»»

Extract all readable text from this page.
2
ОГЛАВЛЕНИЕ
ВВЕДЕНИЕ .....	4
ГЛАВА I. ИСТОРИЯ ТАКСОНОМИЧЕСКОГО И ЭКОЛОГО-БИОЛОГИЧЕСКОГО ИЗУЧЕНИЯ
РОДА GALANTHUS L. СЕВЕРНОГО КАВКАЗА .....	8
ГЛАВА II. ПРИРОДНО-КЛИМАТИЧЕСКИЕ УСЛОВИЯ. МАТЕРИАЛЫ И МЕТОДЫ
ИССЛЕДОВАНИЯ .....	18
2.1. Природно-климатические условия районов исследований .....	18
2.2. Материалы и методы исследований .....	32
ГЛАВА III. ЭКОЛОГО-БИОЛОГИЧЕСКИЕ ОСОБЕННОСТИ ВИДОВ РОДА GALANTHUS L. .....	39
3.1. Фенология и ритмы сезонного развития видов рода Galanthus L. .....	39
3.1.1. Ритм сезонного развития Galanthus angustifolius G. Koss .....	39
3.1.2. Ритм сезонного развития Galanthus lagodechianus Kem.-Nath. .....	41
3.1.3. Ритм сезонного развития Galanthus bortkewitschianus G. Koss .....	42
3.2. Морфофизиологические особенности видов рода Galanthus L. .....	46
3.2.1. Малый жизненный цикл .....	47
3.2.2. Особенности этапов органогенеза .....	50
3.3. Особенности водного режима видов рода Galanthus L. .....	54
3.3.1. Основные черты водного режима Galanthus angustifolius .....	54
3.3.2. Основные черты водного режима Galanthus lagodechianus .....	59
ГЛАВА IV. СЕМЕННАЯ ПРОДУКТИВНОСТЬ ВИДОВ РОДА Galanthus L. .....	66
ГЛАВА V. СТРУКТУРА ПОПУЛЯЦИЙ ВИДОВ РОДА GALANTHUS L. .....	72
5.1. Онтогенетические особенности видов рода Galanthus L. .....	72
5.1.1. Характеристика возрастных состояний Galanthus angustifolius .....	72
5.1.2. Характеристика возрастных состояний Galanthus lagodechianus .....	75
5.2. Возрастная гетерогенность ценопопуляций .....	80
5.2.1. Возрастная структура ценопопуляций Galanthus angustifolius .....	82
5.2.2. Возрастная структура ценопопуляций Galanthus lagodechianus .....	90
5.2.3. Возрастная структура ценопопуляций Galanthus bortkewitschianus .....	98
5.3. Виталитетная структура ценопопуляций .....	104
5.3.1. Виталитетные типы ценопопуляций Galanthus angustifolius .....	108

««

● **PROBLEM TO WORK ON**
Extract each line of the listing above, copying it word for word.

● **SOLUTION BELOW**
Extract all readable text from this page.
2
ОГЛАВЛЕНИЕ
ВВЕДЕНИЕ .....	4
ГЛАВА I. ИСТОРИЯ ТАКСОНОМИЧЕСКОГО И ЭКОЛОГО-БИОЛОГИЧЕСКОГО ИЗУЧЕНИЯ
РОДА GALANTHUS L. СЕВЕРНОГО КАВКАЗА .....	8
ГЛАВА II. ПРИРОДНО-КЛИМАТИЧЕСКИЕ УСЛОВИЯ. МАТЕРИАЛЫ И МЕТОДЫ
ИССЛЕДОВАНИЯ .....	18
2.1. Природно-климатические условия районов исследований .....	18
2.2. Материалы и методы исследований .....	32
ГЛАВА III. ЭКОЛОГО-БИОЛОГИЧЕСКИЕ ОСОБЕННОСТИ ВИДОВ РОДА GALANTHUS L. .....	39
3.1. Фенология и ритмы сезонного развития видов рода Galanthus L. .....	39
3.1.1. Ритм сезонного развития Galanthus angustifolius G. Koss .....	39
3.1.2. Ритм сезонного развития Galanthus lagodechianus Kem.-Nath. .....	41
3.1.3. Ритм сезонного развития Galanthus bortkewitschianus G. Koss .....	42
3.2. Морфофизиологические особенности видов рода Galanthus L. .....	46
3.2.1. Малый жизненный цикл .....	47
3.2.2. Особенности этапов органогенеза .....	50
3.3. Особенности водного режима видов рода Galanthus L. .....	54
3.3.1. Основные черты водного режима Galanthus angustifolius .....	54
3.3.2. Основные черты водного режима Galanthus lagodechianus .....	59
ГЛАВА IV. СЕМЕННАЯ ПРОДУКТИВНОСТЬ ВИДОВ РОДА Galanthus L. .....	66
ГЛАВА V. СТРУКТУРА ПОПУЛЯЦИЙ ВИДОВ РОДА GALANTHUS L. .....	72
5.1. Онтогенетические особенности видов рода Galanthus L. .....	72
5.1.1. Характеристика возрастных состояний Galanthus angustifolius .....	72
5.1.2. Характеристика возрастных состояний Galanthus lagodechianus .....	75
5.2. Возрастная гетерогенность ценопопуляций .....	80
5.2.1. Возрастная структура ценопопуляций Galanthus angustifolius .....	82
5.2.2. Возрастная структура ценопопуляций Galanthus lagodechianus .....	90
5.2.3. Возрастная структура ценопопуляций Galanthus bortkewitschianus .....	98
5.3. Виталитетная структура ценопопуляций .....	104
5.3.1. Виталитетные типы ценопопуляций Galanthus angustifolius .....	108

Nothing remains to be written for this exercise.